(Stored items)
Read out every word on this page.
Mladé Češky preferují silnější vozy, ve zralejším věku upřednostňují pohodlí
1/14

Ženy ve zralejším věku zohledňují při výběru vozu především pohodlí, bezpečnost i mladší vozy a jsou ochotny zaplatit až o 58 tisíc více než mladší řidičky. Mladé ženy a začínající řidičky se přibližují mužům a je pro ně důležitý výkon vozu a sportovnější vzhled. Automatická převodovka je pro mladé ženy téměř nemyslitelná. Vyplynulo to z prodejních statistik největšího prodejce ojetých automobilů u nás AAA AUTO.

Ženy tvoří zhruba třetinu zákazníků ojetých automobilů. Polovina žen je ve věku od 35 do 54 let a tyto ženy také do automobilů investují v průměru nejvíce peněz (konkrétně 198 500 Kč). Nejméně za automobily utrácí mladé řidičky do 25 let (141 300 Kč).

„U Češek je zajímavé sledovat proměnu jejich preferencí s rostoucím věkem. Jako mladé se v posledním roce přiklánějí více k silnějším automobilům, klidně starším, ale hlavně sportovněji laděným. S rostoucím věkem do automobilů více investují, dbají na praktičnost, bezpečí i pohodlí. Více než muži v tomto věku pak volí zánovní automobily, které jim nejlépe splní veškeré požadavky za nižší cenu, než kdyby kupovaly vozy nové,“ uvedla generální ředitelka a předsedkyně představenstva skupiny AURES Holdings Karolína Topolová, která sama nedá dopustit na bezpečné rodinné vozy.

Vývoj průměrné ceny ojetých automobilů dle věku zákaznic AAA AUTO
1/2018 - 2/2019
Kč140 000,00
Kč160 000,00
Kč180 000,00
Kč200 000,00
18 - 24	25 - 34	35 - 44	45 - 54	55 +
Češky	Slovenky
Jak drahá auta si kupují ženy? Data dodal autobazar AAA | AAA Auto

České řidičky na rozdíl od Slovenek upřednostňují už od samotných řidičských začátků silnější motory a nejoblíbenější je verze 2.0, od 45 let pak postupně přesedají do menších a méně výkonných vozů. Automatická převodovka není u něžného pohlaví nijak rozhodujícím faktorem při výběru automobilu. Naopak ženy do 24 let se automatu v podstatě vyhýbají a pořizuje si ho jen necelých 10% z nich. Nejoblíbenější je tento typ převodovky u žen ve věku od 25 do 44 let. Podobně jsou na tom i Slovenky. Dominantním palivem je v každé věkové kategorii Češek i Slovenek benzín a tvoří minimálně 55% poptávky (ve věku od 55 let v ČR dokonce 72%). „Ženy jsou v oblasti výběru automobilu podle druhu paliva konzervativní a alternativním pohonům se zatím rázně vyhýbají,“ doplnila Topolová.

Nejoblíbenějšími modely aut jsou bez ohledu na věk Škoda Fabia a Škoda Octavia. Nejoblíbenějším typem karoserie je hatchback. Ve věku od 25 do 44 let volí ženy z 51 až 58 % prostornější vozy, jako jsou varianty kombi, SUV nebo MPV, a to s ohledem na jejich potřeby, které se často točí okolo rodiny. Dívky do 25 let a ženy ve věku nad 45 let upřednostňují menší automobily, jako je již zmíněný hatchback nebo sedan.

==

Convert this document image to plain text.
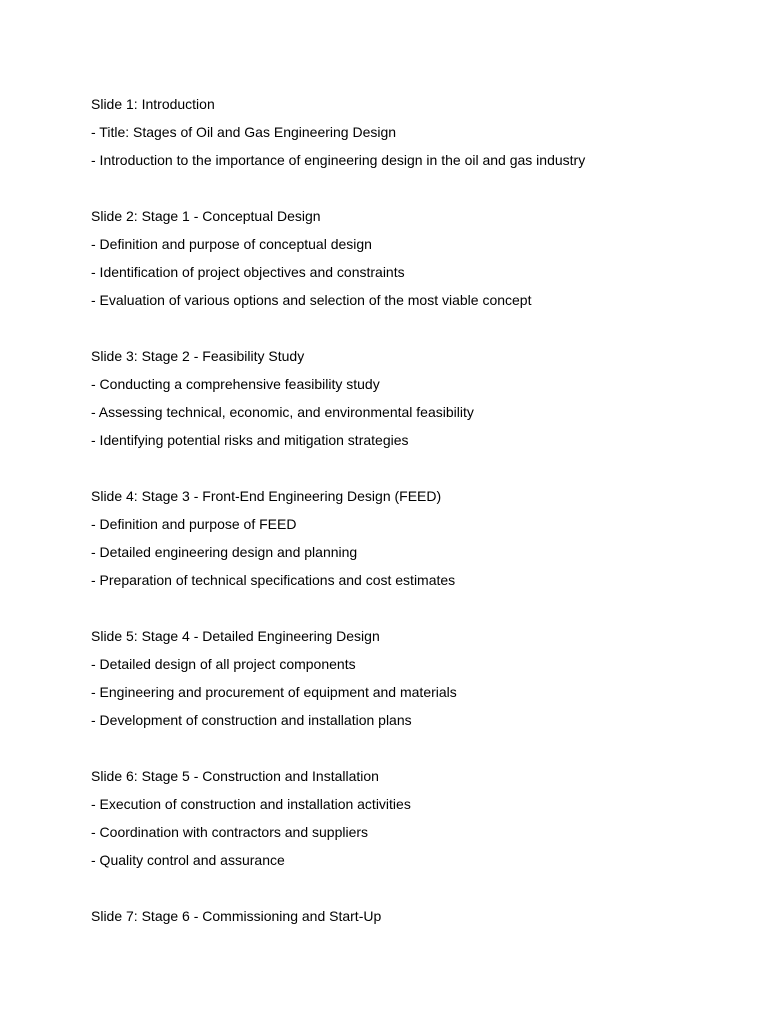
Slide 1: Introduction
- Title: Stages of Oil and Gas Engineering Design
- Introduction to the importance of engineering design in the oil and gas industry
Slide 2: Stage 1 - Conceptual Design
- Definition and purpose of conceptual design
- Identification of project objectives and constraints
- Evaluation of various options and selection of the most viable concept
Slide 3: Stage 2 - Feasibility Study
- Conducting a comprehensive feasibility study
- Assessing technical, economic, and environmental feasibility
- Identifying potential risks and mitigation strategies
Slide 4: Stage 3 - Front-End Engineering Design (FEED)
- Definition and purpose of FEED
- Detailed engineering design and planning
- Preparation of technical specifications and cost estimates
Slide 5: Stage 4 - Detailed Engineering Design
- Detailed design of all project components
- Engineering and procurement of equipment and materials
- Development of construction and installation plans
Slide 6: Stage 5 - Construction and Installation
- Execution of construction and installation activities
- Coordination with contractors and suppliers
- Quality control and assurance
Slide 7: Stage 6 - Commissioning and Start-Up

**What the task requires:** Scan the material above and determine how many lines include the word "Introduction"; report only the number.

**Solution to the exercise:** 2